Given information >>
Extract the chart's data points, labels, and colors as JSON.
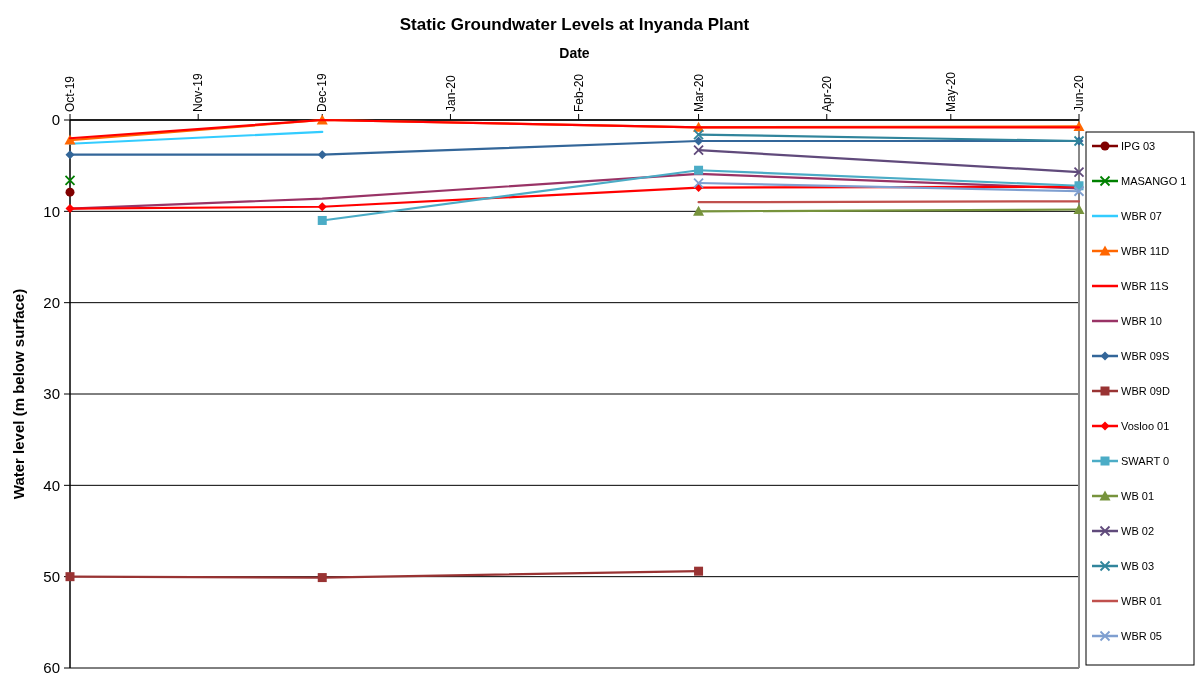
{
  "chart_data": {
    "type": "line",
    "title": "Static Groundwater Levels at Inyanda Plant",
    "xlabel": "Date",
    "ylabel": "Water level (m below surface)",
    "x": [
      "2019-10",
      "2019-12",
      "2020-03",
      "2020-06"
    ],
    "xlim": [
      "2019-10",
      "2020-06"
    ],
    "xticks": [
      {
        "value": "2019-10",
        "label": "Oct-19"
      },
      {
        "value": "2019-11",
        "label": "Nov-19"
      },
      {
        "value": "2019-12",
        "label": "Dec-19"
      },
      {
        "value": "2020-01",
        "label": "Jan-20"
      },
      {
        "value": "2020-02",
        "label": "Feb-20"
      },
      {
        "value": "2020-03",
        "label": "Mar-20"
      },
      {
        "value": "2020-04",
        "label": "Apr-20"
      },
      {
        "value": "2020-05",
        "label": "May-20"
      },
      {
        "value": "2020-06",
        "label": "Jun-20"
      }
    ],
    "ylim": [
      60,
      0
    ],
    "yticks": [
      0,
      10,
      20,
      30,
      40,
      50,
      60
    ],
    "grid": "y",
    "legend": "right",
    "series": [
      {
        "name": "IPG 03",
        "color": "#800000",
        "marker": "circle",
        "values": [
          7.9,
          null,
          null,
          null
        ]
      },
      {
        "name": "MASANGO 1",
        "color": "#008000",
        "marker": "cross",
        "values": [
          6.6,
          null,
          null,
          null
        ]
      },
      {
        "name": "WBR 07",
        "color": "#33ccff",
        "marker": "none",
        "values": [
          2.6,
          1.3,
          null,
          null
        ]
      },
      {
        "name": "WBR 11D",
        "color": "#ff6600",
        "marker": "triangle",
        "values": [
          2.2,
          0,
          0.8,
          0.7
        ]
      },
      {
        "name": "WBR 11S",
        "color": "#ff0000",
        "marker": "none",
        "values": [
          2.0,
          0,
          0.8,
          0.8
        ]
      },
      {
        "name": "WBR 10",
        "color": "#993366",
        "marker": "none",
        "values": [
          9.7,
          8.6,
          5.9,
          7.5
        ]
      },
      {
        "name": "WBR 09S",
        "color": "#336699",
        "marker": "diamond",
        "values": [
          3.8,
          3.8,
          2.3,
          2.3
        ]
      },
      {
        "name": "WBR 09D",
        "color": "#993333",
        "marker": "square",
        "values": [
          50.0,
          50.1,
          49.4,
          null
        ]
      },
      {
        "name": "Vosloo 01",
        "color": "#ff0000",
        "marker": "diamond",
        "values": [
          9.7,
          9.5,
          7.4,
          7.3
        ]
      },
      {
        "name": "SWART 0",
        "color": "#4bacc6",
        "marker": "square",
        "values": [
          null,
          11.0,
          5.5,
          7.2
        ]
      },
      {
        "name": "WB 01",
        "color": "#77933c",
        "marker": "triangle",
        "values": [
          null,
          null,
          10.0,
          9.8
        ]
      },
      {
        "name": "WB 02",
        "color": "#604a7b",
        "marker": "cross",
        "values": [
          null,
          null,
          3.3,
          5.7
        ]
      },
      {
        "name": "WB 03",
        "color": "#31859c",
        "marker": "cross",
        "values": [
          null,
          null,
          1.6,
          2.3
        ]
      },
      {
        "name": "WBR 01",
        "color": "#c0504d",
        "marker": "none",
        "values": [
          null,
          null,
          9.0,
          8.9
        ]
      },
      {
        "name": "WBR 05",
        "color": "#7f9fd0",
        "marker": "cross",
        "values": [
          null,
          null,
          6.9,
          7.8
        ]
      }
    ]
  }
}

Your objective >>
Reproduce every line of the material precisely, omitting its pictures.

Task solution >>
Extract the chart's data points, labels, and colors as JSON.
{
  "chart_data": {
    "type": "line",
    "title": "Static Groundwater Levels at Inyanda Plant",
    "xlabel": "Date",
    "ylabel": "Water level (m below surface)",
    "x": [
      "2019-10",
      "2019-12",
      "2020-03",
      "2020-06"
    ],
    "xlim": [
      "2019-10",
      "2020-06"
    ],
    "xticks": [
      {
        "value": "2019-10",
        "label": "Oct-19"
      },
      {
        "value": "2019-11",
        "label": "Nov-19"
      },
      {
        "value": "2019-12",
        "label": "Dec-19"
      },
      {
        "value": "2020-01",
        "label": "Jan-20"
      },
      {
        "value": "2020-02",
        "label": "Feb-20"
      },
      {
        "value": "2020-03",
        "label": "Mar-20"
      },
      {
        "value": "2020-04",
        "label": "Apr-20"
      },
      {
        "value": "2020-05",
        "label": "May-20"
      },
      {
        "value": "2020-06",
        "label": "Jun-20"
      }
    ],
    "ylim": [
      60,
      0
    ],
    "yticks": [
      0,
      10,
      20,
      30,
      40,
      50,
      60
    ],
    "grid": "y",
    "legend": "right",
    "series": [
      {
        "name": "IPG 03",
        "color": "#800000",
        "marker": "circle",
        "values": [
          7.9,
          null,
          null,
          null
        ]
      },
      {
        "name": "MASANGO 1",
        "color": "#008000",
        "marker": "cross",
        "values": [
          6.6,
          null,
          null,
          null
        ]
      },
      {
        "name": "WBR 07",
        "color": "#33ccff",
        "marker": "none",
        "values": [
          2.6,
          1.3,
          null,
          null
        ]
      },
      {
        "name": "WBR 11D",
        "color": "#ff6600",
        "marker": "triangle",
        "values": [
          2.2,
          0,
          0.8,
          0.7
        ]
      },
      {
        "name": "WBR 11S",
        "color": "#ff0000",
        "marker": "none",
        "values": [
          2.0,
          0,
          0.8,
          0.8
        ]
      },
      {
        "name": "WBR 10",
        "color": "#993366",
        "marker": "none",
        "values": [
          9.7,
          8.6,
          5.9,
          7.5
        ]
      },
      {
        "name": "WBR 09S",
        "color": "#336699",
        "marker": "diamond",
        "values": [
          3.8,
          3.8,
          2.3,
          2.3
        ]
      },
      {
        "name": "WBR 09D",
        "color": "#993333",
        "marker": "square",
        "values": [
          50.0,
          50.1,
          49.4,
          null
        ]
      },
      {
        "name": "Vosloo 01",
        "color": "#ff0000",
        "marker": "diamond",
        "values": [
          9.7,
          9.5,
          7.4,
          7.3
        ]
      },
      {
        "name": "SWART 0",
        "color": "#4bacc6",
        "marker": "square",
        "values": [
          null,
          11.0,
          5.5,
          7.2
        ]
      },
      {
        "name": "WB 01",
        "color": "#77933c",
        "marker": "triangle",
        "values": [
          null,
          null,
          10.0,
          9.8
        ]
      },
      {
        "name": "WB 02",
        "color": "#604a7b",
        "marker": "cross",
        "values": [
          null,
          null,
          3.3,
          5.7
        ]
      },
      {
        "name": "WB 03",
        "color": "#31859c",
        "marker": "cross",
        "values": [
          null,
          null,
          1.6,
          2.3
        ]
      },
      {
        "name": "WBR 01",
        "color": "#c0504d",
        "marker": "none",
        "values": [
          null,
          null,
          9.0,
          8.9
        ]
      },
      {
        "name": "WBR 05",
        "color": "#7f9fd0",
        "marker": "cross",
        "values": [
          null,
          null,
          6.9,
          7.8
        ]
      }
    ]
  }
}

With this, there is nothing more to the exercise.